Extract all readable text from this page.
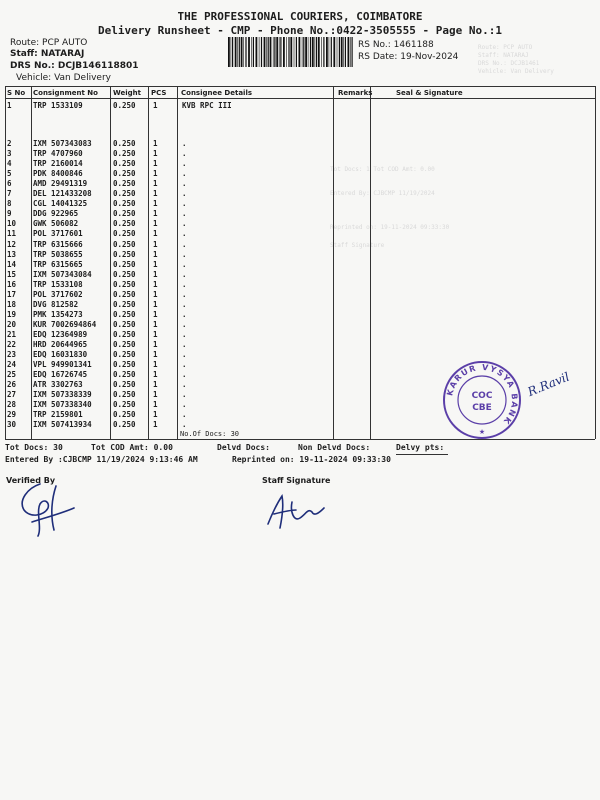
Route: PCP AUTO
Staff: NATARAJ
DRS No.: DCJB1461
Vehicle: Van Delivery
Tot Docs: 1 Tot COD Amt: 0.00
Entered By: CJBCMP 11/19/2024
Reprinted on: 19-11-2024 09:33:30
Staff Signature
THE PROFESSIONAL COURIERS, COIMBATORE
Delivery Runsheet - CMP - Phone No.:0422-3505555 - Page No.:1
Route: PCP AUTO
Staff: NATARAJ
DRS No.: DCJB146118801
Vehicle: Van Delivery
RS No.: 1461188
RS Date: 19-Nov-2024
S No Consignment No Weight PCS Consignee Details	Remarks	Seal & Signature
1	TRP 1533109	0.250 1	KVB RPC III
2	IXM 507343083	0.250 1	.
3	TRP 4707960	0.250 1	.
4	TRP 2160014	0.250 1	.
5	PDK 8400846	0.250 1	.
6	AMD 29491319	0.250 1	.
7	DEL 121433208	0.250 1	.
8	CGL 14041325	0.250 1	.
9	DDG 922965	0.250 1	.
10 GWK 506082	0.250 1	.
11 POL 3717601	0.250 1	.
12 TRP 6315666	0.250 1	.
13 TRP 5038655	0.250 1	.
14 TRP 6315665	0.250 1	.
15 IXM 507343084	0.250 1	.
16 TRP 1533108	0.250 1	.
17 POL 3717602	0.250 1	.
18 DVG 812582	0.250 1	.
19 PMK 1354273	0.250 1	.
20 KUR 7002694864 0.250 1	.
21 EDQ 12364989	0.250 1	.
22 HRD 20644965	0.250 1	.
23 EDQ 16031830	0.250 1	.
24 VPL 949901341	0.250 1	.
25 EDQ 16726745	0.250 1	.
26 ATR 3302763	0.250 1	.
27 IXM 507338339	0.250 1	.
28 IXM 507338340	0.250 1	.
29 TRP 2159801	0.250 1	.
30 IXM 507413934	0.250 1	.
No.Of Docs: 30
Tot Docs: 30	Tot COD Amt: 0.00	Delvd Docs:	Non Delvd Docs:	Delvy pts:
Entered By :CJBCMP 11/19/2024 9:13:46 AM	Reprinted on: 19-11-2024 09:33:30
Verified By	Staff Signature
KARUR VYSYA BANK
COC
CBE
★
R.Ravil
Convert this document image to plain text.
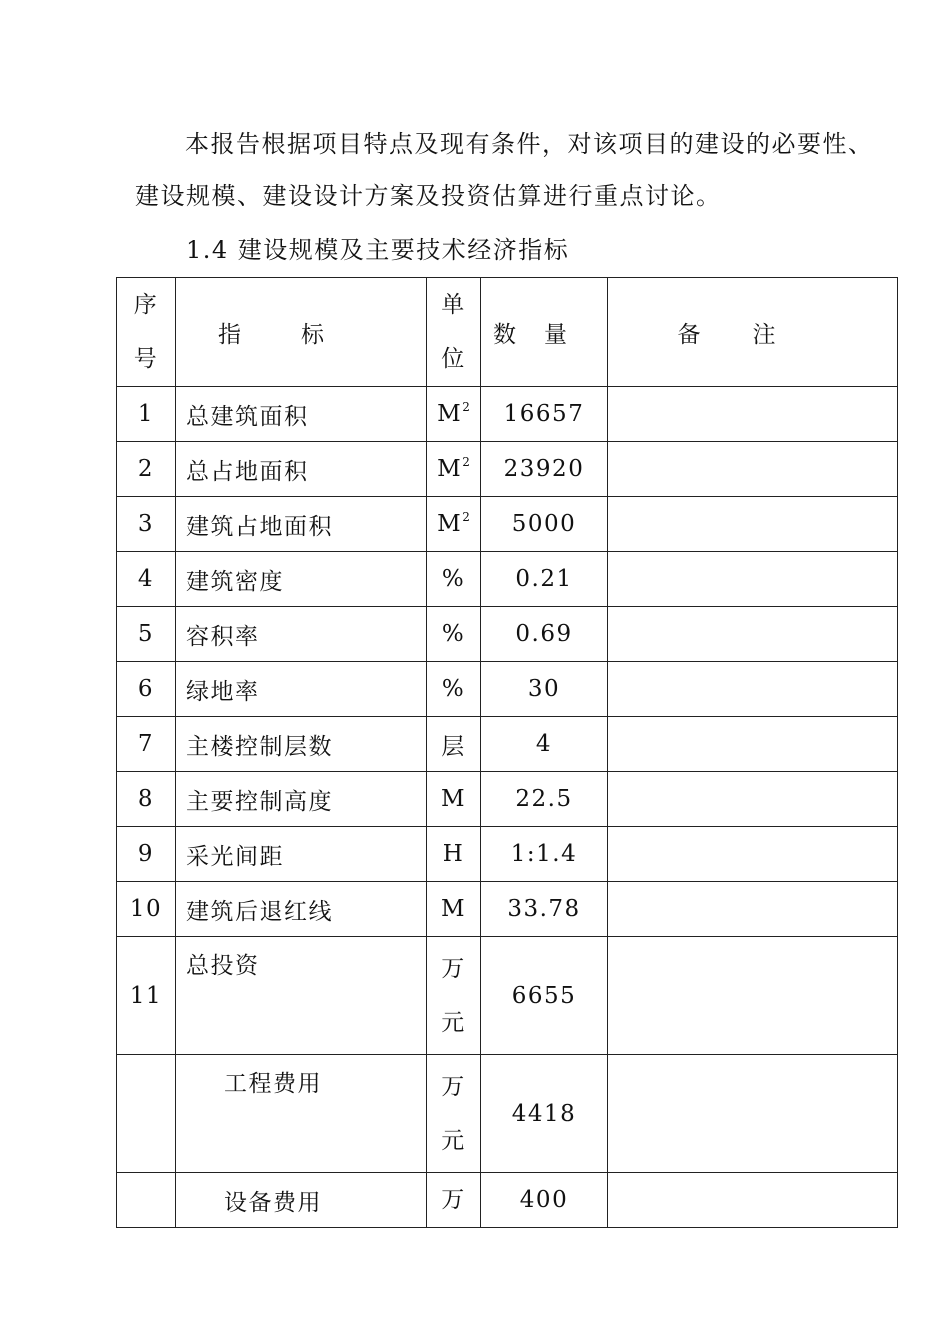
本报告根据项目特点及现有条件，对该项目的建设的必要性、建设规模、建设设计方案及投资估算进行重点讨论。

1.4 建设规模及主要技术经济指标

序号	指标	单位	数量	备注
1	总建筑面积	$M^2$	16657	
2	总占地面积	$M^2$	23920	
3	建筑占地面积	$M^2$	5000	
4	建筑密度	%	0.21	
5	容积率	%	0.69	
6	绿地率	%	30	
7	主楼控制层数	层	4	
8	主要控制高度	M	22.5	
9	采光间距	H	1:1.4	
10	建筑后退红线	M	33.78	
11	总投资	万元	6655	
	工程费用	万元	4418	
	设备费用	万	400	
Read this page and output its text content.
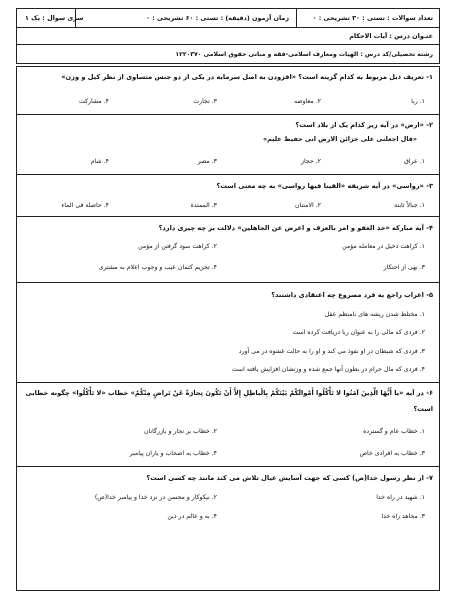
تعداد سوالات : تستی : ۳۰ تشریحی : ۰
زمان آزمون (دقیقه) : تستی : ۶۰ تشریحی : ۰
سری سوال : یک ۱
عنـوان درس : آیات الاحکام
رشته تحصیلی/کد درس : الهیات ومعارف اسلامی-فقه و مبانی حقوق اسلامی ۱۲۲۰۳۷۰
۱- تعریف ذیل مربوط به کدام گزینه است؟ «افزودن به اصل سرمایه در یکی از دو جنس متساوی از نظر کیل و وزن»
۱. ربا
۲. معاوضه
۳. تجارت
۴. مشارکت
۲- «ارض» در آیه زیر کدام یک از بلاد است؟
«قال اجعلنی علی خزائن الارض انی حفیظ علیم»
۱. عراق
۲. حجاز
۳. مصر
۴. شام
۳- «رواسی» در آیه شریفه «القینا فیها رواسی» به چه معنی است؟
۱. جبالاً ثابتة
۲. الامتنان
۳. الممتدة
۴. حاصلة فی الماء
۴- آیه مبارکه «خذ العفو و امر بالعرف و اعرض عن الجاهلین» دلالت بر چه چیزی دارد؟
۱. کراهت دخیل در معامله مؤمن
۲. کراهت سود گرفتن از مؤمن
۳. نهی از احتکار
۴. تحریم کتمان عیب و وجوب اعلام به مشتری
۵- اعراب راجع به فرد مصروع چه اعتقادی داشتند؟
۱. مختلط شدن ریشه های نامنظم عقل
۲. فردی که مالی را به عنوان ربا دریافت کرده است
۳. فردی که شیطان در او نفوذ می کند و او را به حالت غشوه در می آورد
۴. فردی که مال حرام در بطون آنها جمع شده و وزنشان افزایش یافته است
۶- در آیه «یا أَیُّهَا الَّذِینَ آمَنُوا لا تَأْکُلُوا أَمْوالَکُمْ بَیْنَکُمْ بِالْباطِلِ إِلاَّ أَنْ تَکُونَ تِجارَةً عَنْ تَراضٍ مِنْکُمْ» خطاب «لا تَأْکُلُوا» چگونه خطابی است؟
۱. خطاب عام و گسترده
۲. خطاب بر تجار و بازرگانان
۳. خطاب به افرادی خاص
۴. خطاب به اصحاب و یاران پیامبر
۷- از نظر رسول خدا(ص) کسی که جهت آسایش عیال تلاش می کند مانند چه کسی است؟
۱. شهید در راه خدا
۲. نیکوکار و محسن در نزد خدا و پیامبر خدا(ص)
۳. مجاهد راه خدا
۴. به و عالم در دین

* * *

Repeat the listing in full and exactly. Do not include any images.

Extract all readable text from this page.
Route: PCP AUTO
Staff: NATARAJ
DRS No.: DCJB1461
Vehicle: Van Delivery
Tot Docs: 1 Tot COD Amt: 0.00
Entered By: CJBCMP 11/19/2024
Reprinted on: 19-11-2024 09:33:30
Staff Signature
THE PROFESSIONAL COURIERS, COIMBATORE
Delivery Runsheet - CMP - Phone No.:0422-3505555 - Page No.:1
Route: PCP AUTO
Staff: NATARAJ
DRS No.: DCJB146118801
Vehicle: Van Delivery
RS No.: 1461188
RS Date: 19-Nov-2024
S No Consignment No Weight PCS Consignee Details	Remarks	Seal & Signature
1	TRP 1533109	0.250 1	KVB RPC III
2	IXM 507343083	0.250 1	.
3	TRP 4707960	0.250 1	.
4	TRP 2160014	0.250 1	.
5	PDK 8400846	0.250 1	.
6	AMD 29491319	0.250 1	.
7	DEL 121433208	0.250 1	.
8	CGL 14041325	0.250 1	.
9	DDG 922965	0.250 1	.
10 GWK 506082	0.250 1	.
11 POL 3717601	0.250 1	.
12 TRP 6315666	0.250 1	.
13 TRP 5038655	0.250 1	.
14 TRP 6315665	0.250 1	.
15 IXM 507343084	0.250 1	.
16 TRP 1533108	0.250 1	.
17 POL 3717602	0.250 1	.
18 DVG 812582	0.250 1	.
19 PMK 1354273	0.250 1	.
20 KUR 7002694864 0.250 1	.
21 EDQ 12364989	0.250 1	.
22 HRD 20644965	0.250 1	.
23 EDQ 16031830	0.250 1	.
24 VPL 949901341	0.250 1	.
25 EDQ 16726745	0.250 1	.
26 ATR 3302763	0.250 1	.
27 IXM 507338339	0.250 1	.
28 IXM 507338340	0.250 1	.
29 TRP 2159801	0.250 1	.
30 IXM 507413934	0.250 1	.
No.Of Docs: 30
Tot Docs: 30	Tot COD Amt: 0.00	Delvd Docs:	Non Delvd Docs:	Delvy pts:
Entered By :CJBCMP 11/19/2024 9:13:46 AM	Reprinted on: 19-11-2024 09:33:30
Verified By	Staff Signature
KARUR VYSYA BANK
COC
CBE
★
R.Ravil
Convert this document image to plain text.
本报告根据项目特点及现有条件，对该项目的建设的必要性、建设规模、建设设计方案及投资估算进行重点讨论。

1.4 建设规模及主要技术经济指标

序号	指标	单位	数量	备注
1	总建筑面积	$M^2$	16657	
2	总占地面积	$M^2$	23920	
3	建筑占地面积	$M^2$	5000	
4	建筑密度	%	0.21	
5	容积率	%	0.69	
6	绿地率	%	30	
7	主楼控制层数	层	4	
8	主要控制高度	M	22.5	
9	采光间距	H	1:1.4	
10	建筑后退红线	M	33.78	
11	总投资	万元	6655	
	工程费用	万元	4418	
	设备费用	万	400	
Read this page and output its text content.
تعداد سوالات : تستی : ۳۰ تشریحی : ۰
زمان آزمون (دقیقه) : تستی : ۶۰ تشریحی : ۰
سری سوال : یک ۱
عنـوان درس : آیات الاحکام
رشته تحصیلی/کد درس : الهیات ومعارف اسلامی-فقه و مبانی حقوق اسلامی ۱۲۲۰۳۷۰
۱- تعریف ذیل مربوط به کدام گزینه است؟ «افزودن به اصل سرمایه در یکی از دو جنس متساوی از نظر کیل و وزن»
۱. ربا
۲. معاوضه
۳. تجارت
۴. مشارکت
۲- «ارض» در آیه زیر کدام یک از بلاد است؟
«قال اجعلنی علی خزائن الارض انی حفیظ علیم»
۱. عراق
۲. حجاز
۳. مصر
۴. شام
۳- «رواسی» در آیه شریفه «القینا فیها رواسی» به چه معنی است؟
۱. جبالاً ثابتة
۲. الامتنان
۳. الممتدة
۴. حاصلة فی الماء
۴- آیه مبارکه «خذ العفو و امر بالعرف و اعرض عن الجاهلین» دلالت بر چه چیزی دارد؟
۱. کراهت دخیل در معامله مؤمن
۲. کراهت سود گرفتن از مؤمن
۳. نهی از احتکار
۴. تحریم کتمان عیب و وجوب اعلام به مشتری
۵- اعراب راجع به فرد مصروع چه اعتقادی داشتند؟
۱. مختلط شدن ریشه های نامنظم عقل
۲. فردی که مالی را به عنوان ربا دریافت کرده است
۳. فردی که شیطان در او نفوذ می کند و او را به حالت غشوه در می آورد
۴. فردی که مال حرام در بطون آنها جمع شده و وزنشان افزایش یافته است
۶- در آیه «یا أَیُّهَا الَّذِینَ آمَنُوا لا تَأْکُلُوا أَمْوالَکُمْ بَیْنَکُمْ بِالْباطِلِ إِلاَّ أَنْ تَکُونَ تِجارَةً عَنْ تَراضٍ مِنْکُمْ» خطاب «لا تَأْکُلُوا» چگونه خطابی است؟
۱. خطاب عام و گسترده
۲. خطاب بر تجار و بازرگانان
۳. خطاب به افرادی خاص
۴. خطاب به اصحاب و یاران پیامبر
۷- از نظر رسول خدا(ص) کسی که جهت آسایش عیال تلاش می کند مانند چه کسی است؟
۱. شهید در راه خدا
۲. نیکوکار و محسن در نزد خدا و پیامبر خدا(ص)
۳. مجاهد راه خدا
۴. به و عالم در دین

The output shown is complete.